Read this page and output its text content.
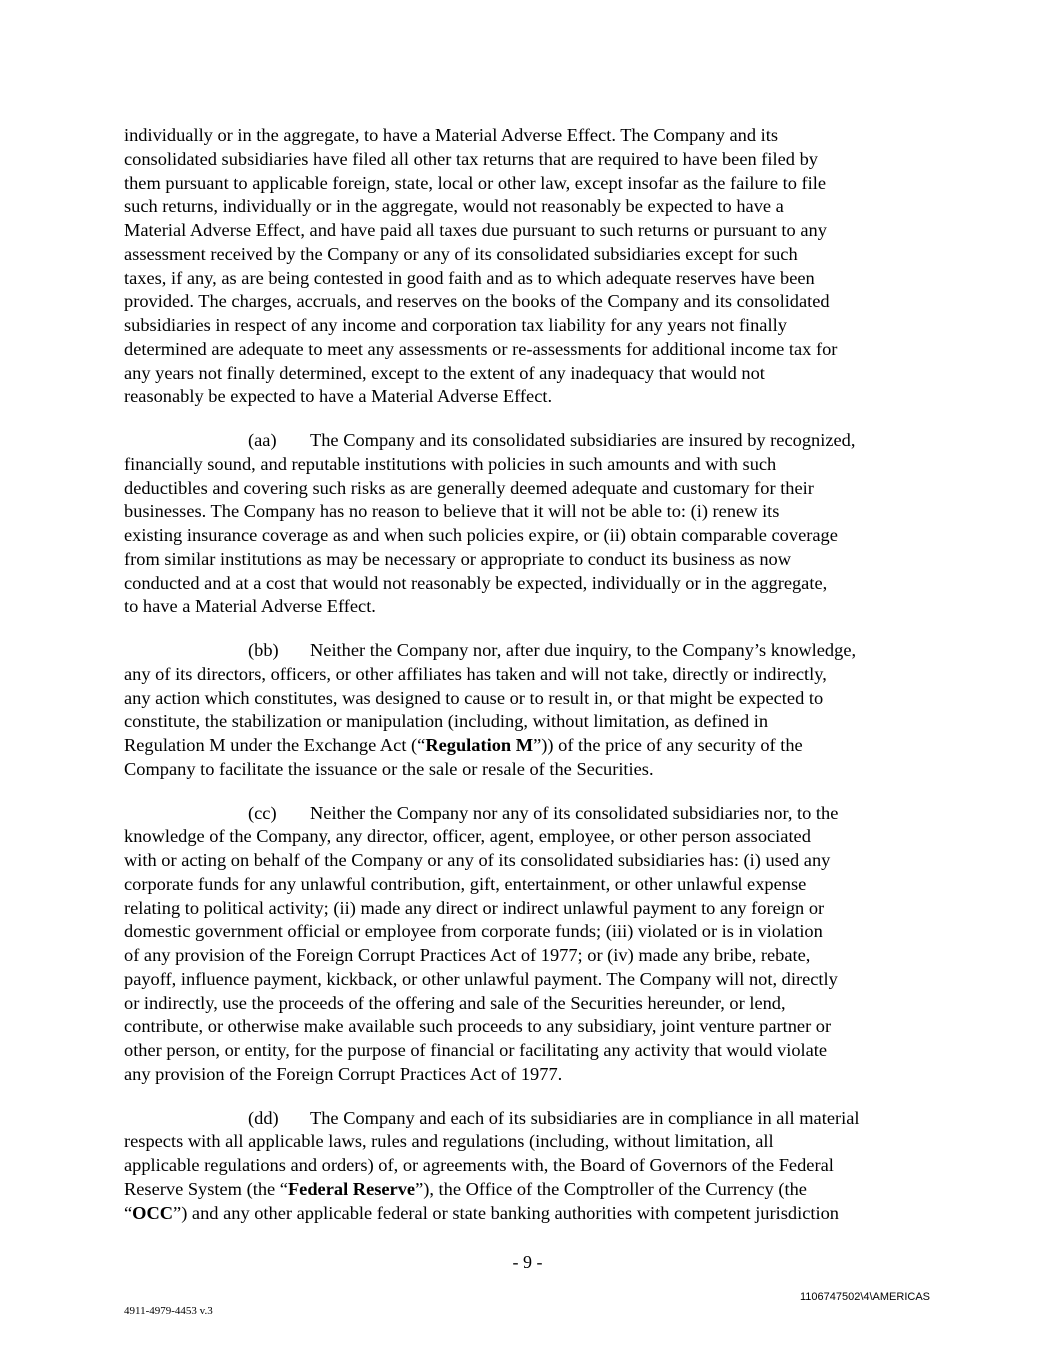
individually or in the aggregate, to have a Material Adverse Effect. The Company and its

consolidated subsidiaries have filed all other tax returns that are required to have been filed by

them pursuant to applicable foreign, state, local or other law, except insofar as the failure to file

such returns, individually or in the aggregate, would not reasonably be expected to have a

Material Adverse Effect, and have paid all taxes due pursuant to such returns or pursuant to any

assessment received by the Company or any of its consolidated subsidiaries except for such

taxes, if any, as are being contested in good faith and as to which adequate reserves have been

provided. The charges, accruals, and reserves on the books of the Company and its consolidated

subsidiaries in respect of any income and corporation tax liability for any years not finally

determined are adequate to meet any assessments or re-assessments for additional income tax for

any years not finally determined, except to the extent of any inadequacy that would not

reasonably be expected to have a Material Adverse Effect.

(aa) The Company and its consolidated subsidiaries are insured by recognized,

financially sound, and reputable institutions with policies in such amounts and with such

deductibles and covering such risks as are generally deemed adequate and customary for their

businesses. The Company has no reason to believe that it will not be able to: (i) renew its

existing insurance coverage as and when such policies expire, or (ii) obtain comparable coverage

from similar institutions as may be necessary or appropriate to conduct its business as now

conducted and at a cost that would not reasonably be expected, individually or in the aggregate,

to have a Material Adverse Effect.

(bb) Neither the Company nor, after due inquiry, to the Company’s knowledge,

any of its directors, officers, or other affiliates has taken and will not take, directly or indirectly,

any action which constitutes, was designed to cause or to result in, or that might be expected to

constitute, the stabilization or manipulation (including, without limitation, as defined in

Regulation M under the Exchange Act (“Regulation M”)) of the price of any security of the

Company to facilitate the issuance or the sale or resale of the Securities.

(cc) Neither the Company nor any of its consolidated subsidiaries nor, to the

knowledge of the Company, any director, officer, agent, employee, or other person associated

with or acting on behalf of the Company or any of its consolidated subsidiaries has: (i) used any

corporate funds for any unlawful contribution, gift, entertainment, or other unlawful expense

relating to political activity; (ii) made any direct or indirect unlawful payment to any foreign or

domestic government official or employee from corporate funds; (iii) violated or is in violation

of any provision of the Foreign Corrupt Practices Act of 1977; or (iv) made any bribe, rebate,

payoff, influence payment, kickback, or other unlawful payment. The Company will not, directly

or indirectly, use the proceeds of the offering and sale of the Securities hereunder, or lend,

contribute, or otherwise make available such proceeds to any subsidiary, joint venture partner or

other person, or entity, for the purpose of financial or facilitating any activity that would violate

any provision of the Foreign Corrupt Practices Act of 1977.

(dd) The Company and each of its subsidiaries are in compliance in all material

respects with all applicable laws, rules and regulations (including, without limitation, all

applicable regulations and orders) of, or agreements with, the Board of Governors of the Federal

Reserve System (the “Federal Reserve”), the Office of the Comptroller of the Currency (the

“OCC”) and any other applicable federal or state banking authorities with competent jurisdiction

- 9 -
4911-4979-4453 v.3
1106747502\4\AMERICAS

● **Do this**: Would you mind returning each entry above word for word, skipping the images?

● **Solution for this problem**:
Read this page and output its text content.
individually or in the aggregate, to have a Material Adverse Effect. The Company and its

consolidated subsidiaries have filed all other tax returns that are required to have been filed by

them pursuant to applicable foreign, state, local or other law, except insofar as the failure to file

such returns, individually or in the aggregate, would not reasonably be expected to have a

Material Adverse Effect, and have paid all taxes due pursuant to such returns or pursuant to any

assessment received by the Company or any of its consolidated subsidiaries except for such

taxes, if any, as are being contested in good faith and as to which adequate reserves have been

provided. The charges, accruals, and reserves on the books of the Company and its consolidated

subsidiaries in respect of any income and corporation tax liability for any years not finally

determined are adequate to meet any assessments or re-assessments for additional income tax for

any years not finally determined, except to the extent of any inadequacy that would not

reasonably be expected to have a Material Adverse Effect.

(aa) The Company and its consolidated subsidiaries are insured by recognized,

financially sound, and reputable institutions with policies in such amounts and with such

deductibles and covering such risks as are generally deemed adequate and customary for their

businesses. The Company has no reason to believe that it will not be able to: (i) renew its

existing insurance coverage as and when such policies expire, or (ii) obtain comparable coverage

from similar institutions as may be necessary or appropriate to conduct its business as now

conducted and at a cost that would not reasonably be expected, individually or in the aggregate,

to have a Material Adverse Effect.

(bb) Neither the Company nor, after due inquiry, to the Company’s knowledge,

any of its directors, officers, or other affiliates has taken and will not take, directly or indirectly,

any action which constitutes, was designed to cause or to result in, or that might be expected to

constitute, the stabilization or manipulation (including, without limitation, as defined in

Regulation M under the Exchange Act (“Regulation M”)) of the price of any security of the

Company to facilitate the issuance or the sale or resale of the Securities.

(cc) Neither the Company nor any of its consolidated subsidiaries nor, to the

knowledge of the Company, any director, officer, agent, employee, or other person associated

with or acting on behalf of the Company or any of its consolidated subsidiaries has: (i) used any

corporate funds for any unlawful contribution, gift, entertainment, or other unlawful expense

relating to political activity; (ii) made any direct or indirect unlawful payment to any foreign or

domestic government official or employee from corporate funds; (iii) violated or is in violation

of any provision of the Foreign Corrupt Practices Act of 1977; or (iv) made any bribe, rebate,

payoff, influence payment, kickback, or other unlawful payment. The Company will not, directly

or indirectly, use the proceeds of the offering and sale of the Securities hereunder, or lend,

contribute, or otherwise make available such proceeds to any subsidiary, joint venture partner or

other person, or entity, for the purpose of financial or facilitating any activity that would violate

any provision of the Foreign Corrupt Practices Act of 1977.

(dd) The Company and each of its subsidiaries are in compliance in all material

respects with all applicable laws, rules and regulations (including, without limitation, all

applicable regulations and orders) of, or agreements with, the Board of Governors of the Federal

Reserve System (the “Federal Reserve”), the Office of the Comptroller of the Currency (the

“OCC”) and any other applicable federal or state banking authorities with competent jurisdiction

- 9 -
4911-4979-4453 v.3
1106747502\4\AMERICAS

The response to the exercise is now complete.